Each line below must be set down exactly as it stands.

[Saved entries]
★ ★ ★ ★ ★

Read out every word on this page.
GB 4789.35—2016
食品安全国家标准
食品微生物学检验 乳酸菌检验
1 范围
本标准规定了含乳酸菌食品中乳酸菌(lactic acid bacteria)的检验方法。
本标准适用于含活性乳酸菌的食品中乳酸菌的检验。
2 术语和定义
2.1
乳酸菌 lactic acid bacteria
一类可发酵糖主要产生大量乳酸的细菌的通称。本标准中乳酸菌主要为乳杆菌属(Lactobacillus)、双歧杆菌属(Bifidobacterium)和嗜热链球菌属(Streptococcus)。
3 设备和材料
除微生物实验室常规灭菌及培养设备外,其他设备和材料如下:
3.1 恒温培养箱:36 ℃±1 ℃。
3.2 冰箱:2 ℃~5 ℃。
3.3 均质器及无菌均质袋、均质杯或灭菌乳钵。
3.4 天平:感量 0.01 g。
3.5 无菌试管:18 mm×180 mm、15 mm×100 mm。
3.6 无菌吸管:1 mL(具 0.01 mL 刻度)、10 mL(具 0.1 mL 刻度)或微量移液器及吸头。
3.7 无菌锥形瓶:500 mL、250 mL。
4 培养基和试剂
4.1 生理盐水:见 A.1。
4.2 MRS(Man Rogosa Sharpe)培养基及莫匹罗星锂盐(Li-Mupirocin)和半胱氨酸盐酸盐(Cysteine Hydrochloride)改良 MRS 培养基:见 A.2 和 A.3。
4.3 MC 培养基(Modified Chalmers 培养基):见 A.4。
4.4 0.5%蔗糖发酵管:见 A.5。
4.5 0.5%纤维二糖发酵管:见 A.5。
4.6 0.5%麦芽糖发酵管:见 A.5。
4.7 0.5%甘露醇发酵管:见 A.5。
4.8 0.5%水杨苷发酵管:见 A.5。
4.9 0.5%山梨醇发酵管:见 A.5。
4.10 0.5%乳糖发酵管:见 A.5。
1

★ ★ ★ ★ ★

## RESPONSE AREA
Read out every word on this page.
GB 4789.35—2016
食品安全国家标准
食品微生物学检验 乳酸菌检验
1 范围
本标准规定了含乳酸菌食品中乳酸菌(lactic acid bacteria)的检验方法。
本标准适用于含活性乳酸菌的食品中乳酸菌的检验。
2 术语和定义
2.1
乳酸菌 lactic acid bacteria
一类可发酵糖主要产生大量乳酸的细菌的通称。本标准中乳酸菌主要为乳杆菌属(Lactobacillus)、双歧杆菌属(Bifidobacterium)和嗜热链球菌属(Streptococcus)。
3 设备和材料
除微生物实验室常规灭菌及培养设备外,其他设备和材料如下:
3.1 恒温培养箱:36 ℃±1 ℃。
3.2 冰箱:2 ℃~5 ℃。
3.3 均质器及无菌均质袋、均质杯或灭菌乳钵。
3.4 天平:感量 0.01 g。
3.5 无菌试管:18 mm×180 mm、15 mm×100 mm。
3.6 无菌吸管:1 mL(具 0.01 mL 刻度)、10 mL(具 0.1 mL 刻度)或微量移液器及吸头。
3.7 无菌锥形瓶:500 mL、250 mL。
4 培养基和试剂
4.1 生理盐水:见 A.1。
4.2 MRS(Man Rogosa Sharpe)培养基及莫匹罗星锂盐(Li-Mupirocin)和半胱氨酸盐酸盐(Cysteine Hydrochloride)改良 MRS 培养基:见 A.2 和 A.3。
4.3 MC 培养基(Modified Chalmers 培养基):见 A.4。
4.4 0.5%蔗糖发酵管:见 A.5。
4.5 0.5%纤维二糖发酵管:见 A.5。
4.6 0.5%麦芽糖发酵管:见 A.5。
4.7 0.5%甘露醇发酵管:见 A.5。
4.8 0.5%水杨苷发酵管:见 A.5。
4.9 0.5%山梨醇发酵管:见 A.5。
4.10 0.5%乳糖发酵管:见 A.5。
1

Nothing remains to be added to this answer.